→ Tasks and exercises
1. Using the comments on speed limits below, explain in one to three sentences why the reasons for each road's limit should be published.
2. Answer these questions from the comments on speed limits below:
(a) What does the high level of "law breaking" among drivers indicate?
(b) What do the stopping distances in the Highway Code relate to?
(c) Which reasons for a limit are listed as ones that should be published?
3. In the comments on speed limits below, rewrite the paragraph beginning "What is a minor infringement?" more briefly, keeping its main facts.

-------- Source --------

Jenna Phillips, Surrey, England
It doesn't matter if they change the limits or not. They will always be broken.
What is a minor infringement? Given that the norm is that most people drive around 10mph above the speed limit in built up areas, are they going to try and clamp down on all these people? Also, as someone who has driven 15,000 miles this year, I find it is not feasible to stick to 30mph, when the rest of traffic is moving 40mph. You just end up being more of a hindrance, than a help.
ALL drivers have exceeded the speed limit and MOST drivers do so consistently. To have this level of 'law breaking' indicates that there is something wrong with the law!
Speed limits on motorways are routinely ignored and the stopping distances in the Highway Code relate to 1960s brake technology.
Having said that, the knowledge that 12 points could cost me my licence, my car, my job and my house ensures that I never let it happen.
Change the speed limits on motorways or update the rules but keep the ultimate threat of loss of licence.
All roads should have their limits reviewed and all the reasons for the limit should be published - that's visibility, quality and size of road, likelihood of children or pedestrians, noise nuisance, everything.
Anyone with an interest could then challenge a limit they thought was unreasonable where at the moment there is often no apparent reason for a limit.

-------- Supplied material --------

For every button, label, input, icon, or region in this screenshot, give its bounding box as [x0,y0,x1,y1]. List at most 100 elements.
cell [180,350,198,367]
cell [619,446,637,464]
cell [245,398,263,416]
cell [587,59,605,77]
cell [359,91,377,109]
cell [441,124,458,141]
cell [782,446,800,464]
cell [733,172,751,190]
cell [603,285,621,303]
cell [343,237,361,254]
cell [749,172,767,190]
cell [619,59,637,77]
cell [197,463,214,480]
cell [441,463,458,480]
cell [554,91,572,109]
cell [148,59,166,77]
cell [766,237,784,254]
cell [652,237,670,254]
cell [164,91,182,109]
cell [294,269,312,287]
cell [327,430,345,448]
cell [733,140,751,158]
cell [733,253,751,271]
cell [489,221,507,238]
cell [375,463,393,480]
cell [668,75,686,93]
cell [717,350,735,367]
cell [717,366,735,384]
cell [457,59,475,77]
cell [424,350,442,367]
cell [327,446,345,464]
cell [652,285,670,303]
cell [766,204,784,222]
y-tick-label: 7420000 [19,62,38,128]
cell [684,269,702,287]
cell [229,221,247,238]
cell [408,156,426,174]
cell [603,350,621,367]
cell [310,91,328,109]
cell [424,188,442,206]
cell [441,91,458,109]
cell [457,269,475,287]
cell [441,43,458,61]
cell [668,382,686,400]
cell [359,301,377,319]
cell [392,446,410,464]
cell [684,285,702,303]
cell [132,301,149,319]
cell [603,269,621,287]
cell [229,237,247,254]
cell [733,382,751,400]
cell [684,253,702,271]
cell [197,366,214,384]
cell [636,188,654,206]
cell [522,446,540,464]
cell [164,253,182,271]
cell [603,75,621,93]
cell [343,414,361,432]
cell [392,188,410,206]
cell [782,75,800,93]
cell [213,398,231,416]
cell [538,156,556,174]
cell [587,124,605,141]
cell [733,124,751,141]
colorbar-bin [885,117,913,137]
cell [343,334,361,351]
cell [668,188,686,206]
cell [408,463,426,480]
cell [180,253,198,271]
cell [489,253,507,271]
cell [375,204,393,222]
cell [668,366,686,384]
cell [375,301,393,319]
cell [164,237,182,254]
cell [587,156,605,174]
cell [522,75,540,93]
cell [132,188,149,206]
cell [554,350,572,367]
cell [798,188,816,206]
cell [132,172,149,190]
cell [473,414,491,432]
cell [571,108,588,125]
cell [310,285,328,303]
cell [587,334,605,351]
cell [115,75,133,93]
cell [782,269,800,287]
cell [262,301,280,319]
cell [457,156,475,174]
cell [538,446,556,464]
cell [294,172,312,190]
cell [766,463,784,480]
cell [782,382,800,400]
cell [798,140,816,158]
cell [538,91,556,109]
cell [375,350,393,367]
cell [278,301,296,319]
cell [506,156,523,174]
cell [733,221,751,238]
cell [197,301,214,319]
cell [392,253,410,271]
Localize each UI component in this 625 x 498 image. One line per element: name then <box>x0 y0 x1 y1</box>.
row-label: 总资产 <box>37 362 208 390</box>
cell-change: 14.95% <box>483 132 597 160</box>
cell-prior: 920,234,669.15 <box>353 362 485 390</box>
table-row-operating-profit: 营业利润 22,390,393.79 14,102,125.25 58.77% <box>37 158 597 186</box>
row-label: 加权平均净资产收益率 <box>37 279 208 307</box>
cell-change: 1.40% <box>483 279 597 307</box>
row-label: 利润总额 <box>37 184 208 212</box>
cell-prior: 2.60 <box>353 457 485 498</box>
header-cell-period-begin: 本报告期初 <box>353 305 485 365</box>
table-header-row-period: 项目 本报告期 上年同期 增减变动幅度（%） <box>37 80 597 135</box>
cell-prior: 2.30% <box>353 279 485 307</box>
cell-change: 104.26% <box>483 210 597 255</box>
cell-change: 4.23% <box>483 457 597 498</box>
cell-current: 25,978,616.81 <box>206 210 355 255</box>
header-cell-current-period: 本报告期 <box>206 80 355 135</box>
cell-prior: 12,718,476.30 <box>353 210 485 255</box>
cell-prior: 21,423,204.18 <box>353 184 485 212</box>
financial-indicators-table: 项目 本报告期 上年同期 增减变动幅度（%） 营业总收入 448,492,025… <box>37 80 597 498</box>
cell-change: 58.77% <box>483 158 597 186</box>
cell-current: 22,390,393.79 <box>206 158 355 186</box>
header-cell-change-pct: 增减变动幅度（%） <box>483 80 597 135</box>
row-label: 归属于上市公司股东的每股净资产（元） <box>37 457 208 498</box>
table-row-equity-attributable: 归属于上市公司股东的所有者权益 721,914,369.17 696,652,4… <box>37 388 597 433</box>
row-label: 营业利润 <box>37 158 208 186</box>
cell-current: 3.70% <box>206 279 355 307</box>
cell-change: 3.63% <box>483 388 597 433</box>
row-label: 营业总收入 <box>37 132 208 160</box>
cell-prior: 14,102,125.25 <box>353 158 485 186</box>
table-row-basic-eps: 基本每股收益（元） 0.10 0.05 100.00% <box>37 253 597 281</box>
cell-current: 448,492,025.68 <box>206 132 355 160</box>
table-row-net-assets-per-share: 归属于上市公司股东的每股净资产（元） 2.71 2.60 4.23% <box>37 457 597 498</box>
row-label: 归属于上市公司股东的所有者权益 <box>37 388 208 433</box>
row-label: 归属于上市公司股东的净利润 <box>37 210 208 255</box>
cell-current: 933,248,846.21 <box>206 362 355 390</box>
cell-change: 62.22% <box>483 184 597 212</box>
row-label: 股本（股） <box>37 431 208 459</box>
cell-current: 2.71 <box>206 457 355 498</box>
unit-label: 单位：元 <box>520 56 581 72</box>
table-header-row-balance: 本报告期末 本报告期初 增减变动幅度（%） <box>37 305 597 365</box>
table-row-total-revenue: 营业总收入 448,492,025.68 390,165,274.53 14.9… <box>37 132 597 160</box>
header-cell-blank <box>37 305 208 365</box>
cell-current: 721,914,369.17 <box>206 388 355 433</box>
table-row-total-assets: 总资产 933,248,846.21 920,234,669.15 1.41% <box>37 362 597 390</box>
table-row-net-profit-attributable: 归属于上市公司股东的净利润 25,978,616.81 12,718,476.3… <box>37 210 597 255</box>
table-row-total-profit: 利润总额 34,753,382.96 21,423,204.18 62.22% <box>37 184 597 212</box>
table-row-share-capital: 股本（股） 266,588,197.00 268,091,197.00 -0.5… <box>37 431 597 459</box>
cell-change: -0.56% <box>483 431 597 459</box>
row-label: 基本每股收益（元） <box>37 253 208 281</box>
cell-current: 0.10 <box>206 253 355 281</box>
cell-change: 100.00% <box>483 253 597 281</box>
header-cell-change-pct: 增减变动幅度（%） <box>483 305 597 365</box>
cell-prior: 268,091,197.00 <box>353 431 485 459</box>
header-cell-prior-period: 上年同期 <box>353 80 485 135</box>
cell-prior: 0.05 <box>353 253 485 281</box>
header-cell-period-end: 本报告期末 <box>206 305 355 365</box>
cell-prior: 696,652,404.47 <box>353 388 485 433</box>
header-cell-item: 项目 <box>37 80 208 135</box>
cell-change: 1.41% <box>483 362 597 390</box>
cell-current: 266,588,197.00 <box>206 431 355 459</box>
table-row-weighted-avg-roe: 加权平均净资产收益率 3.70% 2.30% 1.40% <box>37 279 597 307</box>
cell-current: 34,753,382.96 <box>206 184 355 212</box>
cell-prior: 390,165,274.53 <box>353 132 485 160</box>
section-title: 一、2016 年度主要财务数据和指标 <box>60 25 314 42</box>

--------

→ Worked solutions
1. Publishing the reasons would let anyone with an interest challenge a limit they considered unreasonable. At present there is often no apparent reason for a limit.

2.
(a) It indicates that there is something wrong with the law.
(b) They relate to 1960s brake technology.
(c) Visibility, the quality and size of the road, the likelihood of children or pedestrians, noise nuisance, and everything else.

3. It is unclear what counts as a minor infringement, since most people drive about 10mph over the limit in built-up areas, and it is doubtful all of them could be targeted. After driving 15,000 miles this year, the writer finds keeping to 30mph impractical when other traffic moves at 40mph, because it makes a driver more of a hindrance than a help.